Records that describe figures
-- Start --

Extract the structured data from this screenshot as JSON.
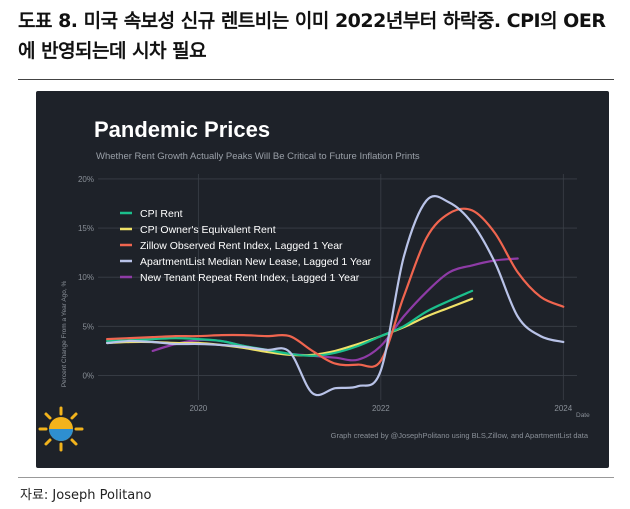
{
  "document": {
    "title": "도표 8. 미국 속보성 신규 렌트비는 이미 2022년부터 하락중. CPI의 OER에 반영되는데 시차 필요",
    "source": "자료: Joseph Politano"
  },
  "colors": {
    "background": "#1e2229",
    "cpi_rent": "#1bbf8c",
    "cpi_oer": "#f0e268",
    "zillow": "#f0654f",
    "apartmentlist": "#b9c3e8",
    "new_tenant": "#8e3ba6"
  },
  "chart_data": {
    "type": "line",
    "title": "Pandemic Prices",
    "subtitle": "Whether Rent Growth Actually Peaks Will Be Critical to Future Inflation Prints",
    "ylabel": "Percent Change From a Year Ago, %",
    "xlabel": "Date",
    "credit": "Graph created by @JosephPolitano using BLS,Zillow, and ApartmentList data",
    "xlim": [
      2018.9,
      2024.15
    ],
    "ylim": [
      -2.5,
      20.5
    ],
    "x_ticks": [
      2020,
      2022,
      2024
    ],
    "x_tick_labels": [
      "2020",
      "2022",
      "2024"
    ],
    "y_ticks": [
      0,
      5,
      10,
      15,
      20
    ],
    "y_tick_labels": [
      "0%",
      "5%",
      "10%",
      "15%",
      "20%"
    ],
    "grid": true,
    "legend_position": "top-left",
    "series": [
      {
        "name": "CPI Rent",
        "color_key": "cpi_rent",
        "x": [
          2019.0,
          2019.25,
          2019.5,
          2019.75,
          2020.0,
          2020.25,
          2020.5,
          2020.75,
          2021.0,
          2021.25,
          2021.5,
          2021.75,
          2022.0,
          2022.25,
          2022.5,
          2022.75,
          2023.0
        ],
        "y": [
          3.5,
          3.6,
          3.7,
          3.8,
          3.7,
          3.5,
          3.0,
          2.6,
          2.2,
          2.0,
          2.3,
          3.0,
          4.0,
          5.0,
          6.5,
          7.6,
          8.6
        ]
      },
      {
        "name": "CPI Owner's Equivalent Rent",
        "color_key": "cpi_oer",
        "x": [
          2019.0,
          2019.25,
          2019.5,
          2019.75,
          2020.0,
          2020.25,
          2020.5,
          2020.75,
          2021.0,
          2021.25,
          2021.5,
          2021.75,
          2022.0,
          2022.25,
          2022.5,
          2022.75,
          2023.0
        ],
        "y": [
          3.3,
          3.4,
          3.4,
          3.3,
          3.3,
          3.1,
          2.8,
          2.4,
          2.1,
          2.1,
          2.5,
          3.2,
          4.0,
          4.9,
          6.0,
          6.9,
          7.8
        ]
      },
      {
        "name": "Zillow Observed Rent Index, Lagged 1 Year",
        "color_key": "zillow",
        "x": [
          2019.0,
          2019.25,
          2019.5,
          2019.75,
          2020.0,
          2020.25,
          2020.5,
          2020.75,
          2021.0,
          2021.25,
          2021.5,
          2021.75,
          2022.0,
          2022.25,
          2022.5,
          2022.75,
          2023.0,
          2023.25,
          2023.5,
          2023.75,
          2024.0
        ],
        "y": [
          3.7,
          3.8,
          3.9,
          4.0,
          4.0,
          4.1,
          4.1,
          4.0,
          4.0,
          2.5,
          1.2,
          1.1,
          1.5,
          8.0,
          14.0,
          16.5,
          16.8,
          14.5,
          10.5,
          8.0,
          7.0
        ]
      },
      {
        "name": "ApartmentList Median New Lease, Lagged 1 Year",
        "color_key": "apartmentlist",
        "x": [
          2019.0,
          2019.25,
          2019.5,
          2019.75,
          2020.0,
          2020.25,
          2020.5,
          2020.75,
          2021.0,
          2021.25,
          2021.5,
          2021.75,
          2022.0,
          2022.25,
          2022.5,
          2022.75,
          2023.0,
          2023.25,
          2023.5,
          2023.75,
          2024.0
        ],
        "y": [
          3.3,
          3.5,
          3.4,
          3.2,
          3.2,
          3.1,
          2.9,
          2.6,
          2.4,
          -1.8,
          -1.3,
          -1.1,
          0.5,
          12.0,
          17.8,
          17.6,
          15.5,
          11.5,
          6.0,
          4.0,
          3.4
        ]
      },
      {
        "name": "New Tenant Repeat Rent Index, Lagged 1 Year",
        "color_key": "new_tenant",
        "x": [
          2019.5,
          2019.75,
          2020.0,
          2020.25,
          2020.5,
          2020.75,
          2021.0,
          2021.25,
          2021.5,
          2021.75,
          2022.0,
          2022.25,
          2022.5,
          2022.75,
          2023.0,
          2023.25,
          2023.5
        ],
        "y": [
          2.5,
          3.2,
          3.6,
          3.5,
          3.0,
          2.5,
          2.2,
          2.0,
          1.8,
          1.6,
          3.0,
          6.0,
          8.5,
          10.5,
          11.2,
          11.7,
          11.9
        ]
      }
    ]
  }
}
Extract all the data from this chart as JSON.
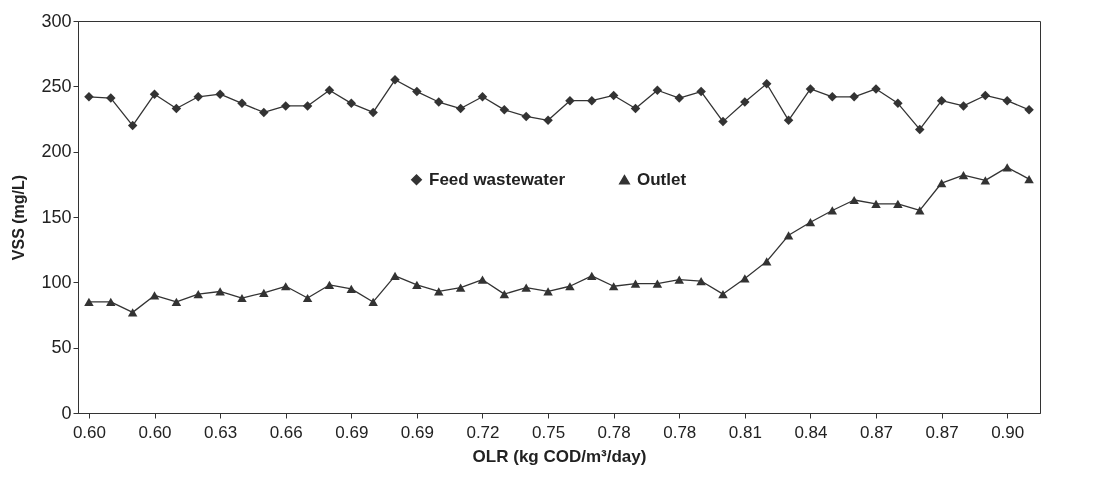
{
  "chart_data": {
    "type": "line",
    "xlabel": "OLR  (kg COD/m³/day)",
    "ylabel": "VSS (mg/L)",
    "categories": [
      "0.60",
      null,
      null,
      "0.60",
      null,
      null,
      "0.63",
      null,
      null,
      "0.66",
      null,
      null,
      "0.69",
      null,
      null,
      "0.69",
      null,
      null,
      "0.72",
      null,
      null,
      "0.75",
      null,
      null,
      "0.78",
      null,
      null,
      "0.78",
      null,
      null,
      "0.81",
      null,
      null,
      "0.84",
      null,
      null,
      "0.87",
      null,
      null,
      "0.87",
      null,
      null,
      "0.90",
      null
    ],
    "series": [
      {
        "name": "Feed wastewater",
        "color": "#333333",
        "marker": "diamond",
        "values": [
          242,
          241,
          220,
          244,
          233,
          242,
          244,
          237,
          230,
          235,
          235,
          247,
          237,
          230,
          255,
          246,
          238,
          233,
          242,
          232,
          227,
          224,
          239,
          239,
          243,
          233,
          247,
          241,
          246,
          223,
          238,
          252,
          224,
          248,
          242,
          242,
          248,
          237,
          217,
          239,
          235,
          243,
          239,
          232
        ]
      },
      {
        "name": "Outlet",
        "color": "#333333",
        "marker": "triangle",
        "values": [
          85,
          85,
          77,
          90,
          85,
          91,
          93,
          88,
          92,
          97,
          88,
          98,
          95,
          85,
          105,
          98,
          93,
          96,
          102,
          91,
          96,
          93,
          97,
          105,
          97,
          99,
          99,
          102,
          101,
          91,
          103,
          116,
          136,
          146,
          155,
          163,
          160,
          160,
          155,
          176,
          182,
          178,
          188,
          179
        ]
      }
    ],
    "ylim": [
      0,
      300
    ],
    "yticks": [
      0,
      50,
      100,
      150,
      200,
      250,
      300
    ],
    "grid": false,
    "legend": "center",
    "line_style": "solid"
  }
}
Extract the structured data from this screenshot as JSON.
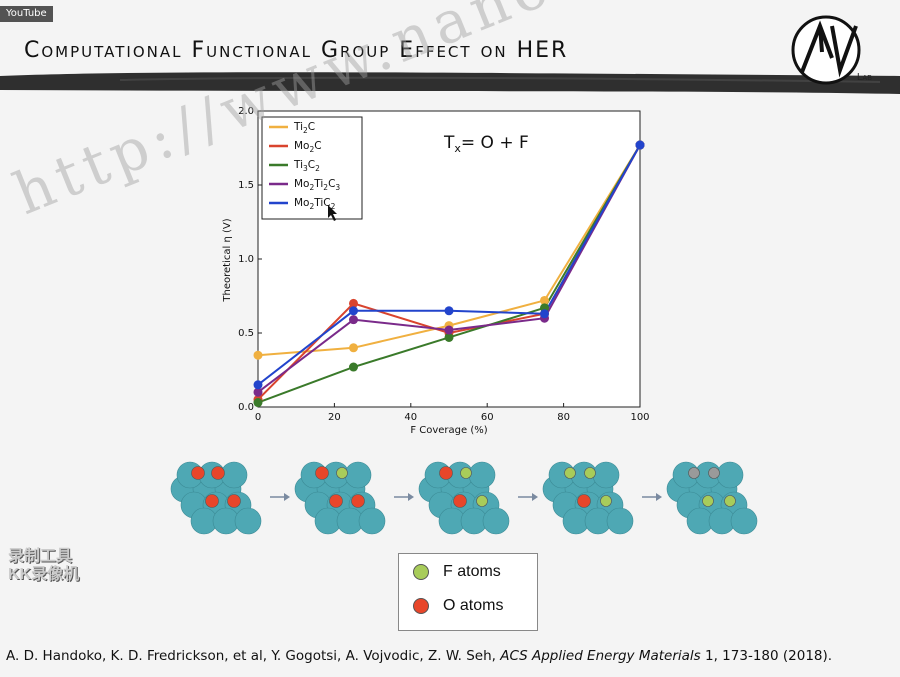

-- End --

### WRITTEN EXERCISE
Each record must be quoted in full and exactly. Do not include the pictures.

### RESULT
Extract the structured data from this screenshot as JSON.
{
  "document": {
    "title": "도표 8. 미국 속보성 신규 렌트비는 이미 2022년부터 하락중. CPI의 OER에 반영되는데 시차 필요",
    "source": "자료: Joseph Politano"
  },
  "colors": {
    "background": "#1e2229",
    "cpi_rent": "#1bbf8c",
    "cpi_oer": "#f0e268",
    "zillow": "#f0654f",
    "apartmentlist": "#b9c3e8",
    "new_tenant": "#8e3ba6"
  },
  "chart_data": {
    "type": "line",
    "title": "Pandemic Prices",
    "subtitle": "Whether Rent Growth Actually Peaks Will Be Critical to Future Inflation Prints",
    "ylabel": "Percent Change From a Year Ago, %",
    "xlabel": "Date",
    "credit": "Graph created by @JosephPolitano using BLS,Zillow, and ApartmentList data",
    "xlim": [
      2018.9,
      2024.15
    ],
    "ylim": [
      -2.5,
      20.5
    ],
    "x_ticks": [
      2020,
      2022,
      2024
    ],
    "x_tick_labels": [
      "2020",
      "2022",
      "2024"
    ],
    "y_ticks": [
      0,
      5,
      10,
      15,
      20
    ],
    "y_tick_labels": [
      "0%",
      "5%",
      "10%",
      "15%",
      "20%"
    ],
    "grid": true,
    "legend_position": "top-left",
    "series": [
      {
        "name": "CPI Rent",
        "color_key": "cpi_rent",
        "x": [
          2019.0,
          2019.25,
          2019.5,
          2019.75,
          2020.0,
          2020.25,
          2020.5,
          2020.75,
          2021.0,
          2021.25,
          2021.5,
          2021.75,
          2022.0,
          2022.25,
          2022.5,
          2022.75,
          2023.0
        ],
        "y": [
          3.5,
          3.6,
          3.7,
          3.8,
          3.7,
          3.5,
          3.0,
          2.6,
          2.2,
          2.0,
          2.3,
          3.0,
          4.0,
          5.0,
          6.5,
          7.6,
          8.6
        ]
      },
      {
        "name": "CPI Owner's Equivalent Rent",
        "color_key": "cpi_oer",
        "x": [
          2019.0,
          2019.25,
          2019.5,
          2019.75,
          2020.0,
          2020.25,
          2020.5,
          2020.75,
          2021.0,
          2021.25,
          2021.5,
          2021.75,
          2022.0,
          2022.25,
          2022.5,
          2022.75,
          2023.0
        ],
        "y": [
          3.3,
          3.4,
          3.4,
          3.3,
          3.3,
          3.1,
          2.8,
          2.4,
          2.1,
          2.1,
          2.5,
          3.2,
          4.0,
          4.9,
          6.0,
          6.9,
          7.8
        ]
      },
      {
        "name": "Zillow Observed Rent Index, Lagged 1 Year",
        "color_key": "zillow",
        "x": [
          2019.0,
          2019.25,
          2019.5,
          2019.75,
          2020.0,
          2020.25,
          2020.5,
          2020.75,
          2021.0,
          2021.25,
          2021.5,
          2021.75,
          2022.0,
          2022.25,
          2022.5,
          2022.75,
          2023.0,
          2023.25,
          2023.5,
          2023.75,
          2024.0
        ],
        "y": [
          3.7,
          3.8,
          3.9,
          4.0,
          4.0,
          4.1,
          4.1,
          4.0,
          4.0,
          2.5,
          1.2,
          1.1,
          1.5,
          8.0,
          14.0,
          16.5,
          16.8,
          14.5,
          10.5,
          8.0,
          7.0
        ]
      },
      {
        "name": "ApartmentList Median New Lease, Lagged 1 Year",
        "color_key": "apartmentlist",
        "x": [
          2019.0,
          2019.25,
          2019.5,
          2019.75,
          2020.0,
          2020.25,
          2020.5,
          2020.75,
          2021.0,
          2021.25,
          2021.5,
          2021.75,
          2022.0,
          2022.25,
          2022.5,
          2022.75,
          2023.0,
          2023.25,
          2023.5,
          2023.75,
          2024.0
        ],
        "y": [
          3.3,
          3.5,
          3.4,
          3.2,
          3.2,
          3.1,
          2.9,
          2.6,
          2.4,
          -1.8,
          -1.3,
          -1.1,
          0.5,
          12.0,
          17.8,
          17.6,
          15.5,
          11.5,
          6.0,
          4.0,
          3.4
        ]
      },
      {
        "name": "New Tenant Repeat Rent Index, Lagged 1 Year",
        "color_key": "new_tenant",
        "x": [
          2019.5,
          2019.75,
          2020.0,
          2020.25,
          2020.5,
          2020.75,
          2021.0,
          2021.25,
          2021.5,
          2021.75,
          2022.0,
          2022.25,
          2022.5,
          2022.75,
          2023.0,
          2023.25,
          2023.5
        ],
        "y": [
          2.5,
          3.2,
          3.6,
          3.5,
          3.0,
          2.5,
          2.2,
          2.0,
          1.8,
          1.6,
          3.0,
          6.0,
          8.5,
          10.5,
          11.2,
          11.7,
          11.9
        ]
      }
    ]
  }
}
Extract all the data from this chart as JSON.
{
  "chart_data": {
    "type": "line",
    "xlabel": "OLR  (kg COD/m³/day)",
    "ylabel": "VSS (mg/L)",
    "categories": [
      "0.60",
      null,
      null,
      "0.60",
      null,
      null,
      "0.63",
      null,
      null,
      "0.66",
      null,
      null,
      "0.69",
      null,
      null,
      "0.69",
      null,
      null,
      "0.72",
      null,
      null,
      "0.75",
      null,
      null,
      "0.78",
      null,
      null,
      "0.78",
      null,
      null,
      "0.81",
      null,
      null,
      "0.84",
      null,
      null,
      "0.87",
      null,
      null,
      "0.87",
      null,
      null,
      "0.90",
      null
    ],
    "series": [
      {
        "name": "Feed wastewater",
        "color": "#333333",
        "marker": "diamond",
        "values": [
          242,
          241,
          220,
          244,
          233,
          242,
          244,
          237,
          230,
          235,
          235,
          247,
          237,
          230,
          255,
          246,
          238,
          233,
          242,
          232,
          227,
          224,
          239,
          239,
          243,
          233,
          247,
          241,
          246,
          223,
          238,
          252,
          224,
          248,
          242,
          242,
          248,
          237,
          217,
          239,
          235,
          243,
          239,
          232
        ]
      },
      {
        "name": "Outlet",
        "color": "#333333",
        "marker": "triangle",
        "values": [
          85,
          85,
          77,
          90,
          85,
          91,
          93,
          88,
          92,
          97,
          88,
          98,
          95,
          85,
          105,
          98,
          93,
          96,
          102,
          91,
          96,
          93,
          97,
          105,
          97,
          99,
          99,
          102,
          101,
          91,
          103,
          116,
          136,
          146,
          155,
          163,
          160,
          160,
          155,
          176,
          182,
          178,
          188,
          179
        ]
      }
    ],
    "ylim": [
      0,
      300
    ],
    "yticks": [
      0,
      50,
      100,
      150,
      200,
      250,
      300
    ],
    "grid": false,
    "legend": "center",
    "line_style": "solid"
  }
}
Extract the structured data from this screenshot as JSON.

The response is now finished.